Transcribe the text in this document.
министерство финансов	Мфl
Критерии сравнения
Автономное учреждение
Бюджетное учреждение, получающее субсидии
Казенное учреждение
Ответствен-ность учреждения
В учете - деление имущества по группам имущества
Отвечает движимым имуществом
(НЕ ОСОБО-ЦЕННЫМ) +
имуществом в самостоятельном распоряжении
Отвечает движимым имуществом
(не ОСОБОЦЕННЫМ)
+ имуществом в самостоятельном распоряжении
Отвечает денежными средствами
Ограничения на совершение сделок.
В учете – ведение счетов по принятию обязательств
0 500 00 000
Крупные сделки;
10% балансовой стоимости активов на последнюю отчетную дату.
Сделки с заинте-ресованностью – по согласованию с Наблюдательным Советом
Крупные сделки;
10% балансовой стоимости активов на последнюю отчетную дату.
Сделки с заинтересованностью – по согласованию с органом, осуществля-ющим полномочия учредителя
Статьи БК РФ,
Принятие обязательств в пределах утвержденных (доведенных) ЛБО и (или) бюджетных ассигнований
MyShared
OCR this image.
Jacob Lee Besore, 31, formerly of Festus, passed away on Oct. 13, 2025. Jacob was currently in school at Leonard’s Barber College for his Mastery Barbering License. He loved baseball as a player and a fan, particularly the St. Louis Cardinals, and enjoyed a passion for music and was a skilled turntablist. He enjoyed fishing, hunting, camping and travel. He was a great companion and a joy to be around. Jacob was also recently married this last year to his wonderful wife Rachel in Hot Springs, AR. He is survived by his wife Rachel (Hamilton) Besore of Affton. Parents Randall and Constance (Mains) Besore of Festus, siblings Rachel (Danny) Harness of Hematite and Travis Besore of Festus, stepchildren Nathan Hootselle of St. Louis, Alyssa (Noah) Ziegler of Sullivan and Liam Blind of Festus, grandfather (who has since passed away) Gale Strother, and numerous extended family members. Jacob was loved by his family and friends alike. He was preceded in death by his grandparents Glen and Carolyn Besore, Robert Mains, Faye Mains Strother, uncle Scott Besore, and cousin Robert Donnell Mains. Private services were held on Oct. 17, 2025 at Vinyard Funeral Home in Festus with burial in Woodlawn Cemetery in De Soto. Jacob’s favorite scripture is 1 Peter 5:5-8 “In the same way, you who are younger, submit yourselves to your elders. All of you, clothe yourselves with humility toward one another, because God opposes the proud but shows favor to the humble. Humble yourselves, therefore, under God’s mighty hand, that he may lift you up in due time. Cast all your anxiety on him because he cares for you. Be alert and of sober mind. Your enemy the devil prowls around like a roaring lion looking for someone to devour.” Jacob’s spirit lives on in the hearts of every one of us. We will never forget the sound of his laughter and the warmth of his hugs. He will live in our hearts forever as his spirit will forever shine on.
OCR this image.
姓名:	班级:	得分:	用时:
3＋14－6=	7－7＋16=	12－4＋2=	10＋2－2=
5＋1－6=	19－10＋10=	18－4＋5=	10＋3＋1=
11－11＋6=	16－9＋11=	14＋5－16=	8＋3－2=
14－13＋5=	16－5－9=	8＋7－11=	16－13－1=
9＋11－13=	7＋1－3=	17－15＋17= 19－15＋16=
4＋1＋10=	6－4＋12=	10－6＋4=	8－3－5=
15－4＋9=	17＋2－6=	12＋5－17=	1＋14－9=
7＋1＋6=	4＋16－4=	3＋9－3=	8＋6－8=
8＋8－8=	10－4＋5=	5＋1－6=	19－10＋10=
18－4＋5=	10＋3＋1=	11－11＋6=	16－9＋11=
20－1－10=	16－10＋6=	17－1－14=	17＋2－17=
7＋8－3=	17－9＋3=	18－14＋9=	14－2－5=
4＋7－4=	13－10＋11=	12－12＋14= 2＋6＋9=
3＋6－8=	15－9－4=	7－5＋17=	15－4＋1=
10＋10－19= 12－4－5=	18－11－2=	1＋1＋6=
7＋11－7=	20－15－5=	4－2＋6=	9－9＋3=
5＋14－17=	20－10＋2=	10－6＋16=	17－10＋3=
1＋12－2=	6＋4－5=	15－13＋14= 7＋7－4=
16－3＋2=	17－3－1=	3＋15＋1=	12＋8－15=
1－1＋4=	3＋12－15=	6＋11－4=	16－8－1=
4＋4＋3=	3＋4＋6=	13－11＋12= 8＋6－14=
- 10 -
---*---
EXERCISE DESCRIPTION
Please give back all of the records exactly as written.

SOLUTION TO THIS PROBLEM
Transcribe the text in this document.
министерство финансов	Мфl
Критерии сравнения
Автономное учреждение
Бюджетное учреждение, получающее субсидии
Казенное учреждение
Ответствен-ность учреждения
В учете - деление имущества по группам имущества
Отвечает движимым имуществом
(НЕ ОСОБО-ЦЕННЫМ) +
имуществом в самостоятельном распоряжении
Отвечает движимым имуществом
(не ОСОБОЦЕННЫМ)
+ имуществом в самостоятельном распоряжении
Отвечает денежными средствами
Ограничения на совершение сделок.
В учете – ведение счетов по принятию обязательств
0 500 00 000
Крупные сделки;
10% балансовой стоимости активов на последнюю отчетную дату.
Сделки с заинте-ресованностью – по согласованию с Наблюдательным Советом
Крупные сделки;
10% балансовой стоимости активов на последнюю отчетную дату.
Сделки с заинтересованностью – по согласованию с органом, осуществля-ющим полномочия учредителя
Статьи БК РФ,
Принятие обязательств в пределах утвержденных (доведенных) ЛБО и (или) бюджетных ассигнований
MyShared
OCR this image.
Jacob Lee Besore, 31, formerly of Festus, passed away on Oct. 13, 2025. Jacob was currently in school at Leonard’s Barber College for his Mastery Barbering License. He loved baseball as a player and a fan, particularly the St. Louis Cardinals, and enjoyed a passion for music and was a skilled turntablist. He enjoyed fishing, hunting, camping and travel. He was a great companion and a joy to be around. Jacob was also recently married this last year to his wonderful wife Rachel in Hot Springs, AR. He is survived by his wife Rachel (Hamilton) Besore of Affton. Parents Randall and Constance (Mains) Besore of Festus, siblings Rachel (Danny) Harness of Hematite and Travis Besore of Festus, stepchildren Nathan Hootselle of St. Louis, Alyssa (Noah) Ziegler of Sullivan and Liam Blind of Festus, grandfather (who has since passed away) Gale Strother, and numerous extended family members. Jacob was loved by his family and friends alike. He was preceded in death by his grandparents Glen and Carolyn Besore, Robert Mains, Faye Mains Strother, uncle Scott Besore, and cousin Robert Donnell Mains. Private services were held on Oct. 17, 2025 at Vinyard Funeral Home in Festus with burial in Woodlawn Cemetery in De Soto. Jacob’s favorite scripture is 1 Peter 5:5-8 “In the same way, you who are younger, submit yourselves to your elders. All of you, clothe yourselves with humility toward one another, because God opposes the proud but shows favor to the humble. Humble yourselves, therefore, under God’s mighty hand, that he may lift you up in due time. Cast all your anxiety on him because he cares for you. Be alert and of sober mind. Your enemy the devil prowls around like a roaring lion looking for someone to devour.” Jacob’s spirit lives on in the hearts of every one of us. We will never forget the sound of his laughter and the warmth of his hugs. He will live in our hearts forever as his spirit will forever shine on.
OCR this image.
姓名:	班级:	得分:	用时:
3＋14－6=	7－7＋16=	12－4＋2=	10＋2－2=
5＋1－6=	19－10＋10=	18－4＋5=	10＋3＋1=
11－11＋6=	16－9＋11=	14＋5－16=	8＋3－2=
14－13＋5=	16－5－9=	8＋7－11=	16－13－1=
9＋11－13=	7＋1－3=	17－15＋17= 19－15＋16=
4＋1＋10=	6－4＋12=	10－6＋4=	8－3－5=
15－4＋9=	17＋2－6=	12＋5－17=	1＋14－9=
7＋1＋6=	4＋16－4=	3＋9－3=	8＋6－8=
8＋8－8=	10－4＋5=	5＋1－6=	19－10＋10=
18－4＋5=	10＋3＋1=	11－11＋6=	16－9＋11=
20－1－10=	16－10＋6=	17－1－14=	17＋2－17=
7＋8－3=	17－9＋3=	18－14＋9=	14－2－5=
4＋7－4=	13－10＋11=	12－12＋14= 2＋6＋9=
3＋6－8=	15－9－4=	7－5＋17=	15－4＋1=
10＋10－19= 12－4－5=	18－11－2=	1＋1＋6=
7＋11－7=	20－15－5=	4－2＋6=	9－9＋3=
5＋14－17=	20－10＋2=	10－6＋16=	17－10＋3=
1＋12－2=	6＋4－5=	15－13＋14= 7＋7－4=
16－3＋2=	17－3－1=	3＋15＋1=	12＋8－15=
1－1＋4=	3＋12－15=	6＋11－4=	16－8－1=
4＋4＋3=	3＋4＋6=	13－11＋12= 8＋6－14=
- 10 -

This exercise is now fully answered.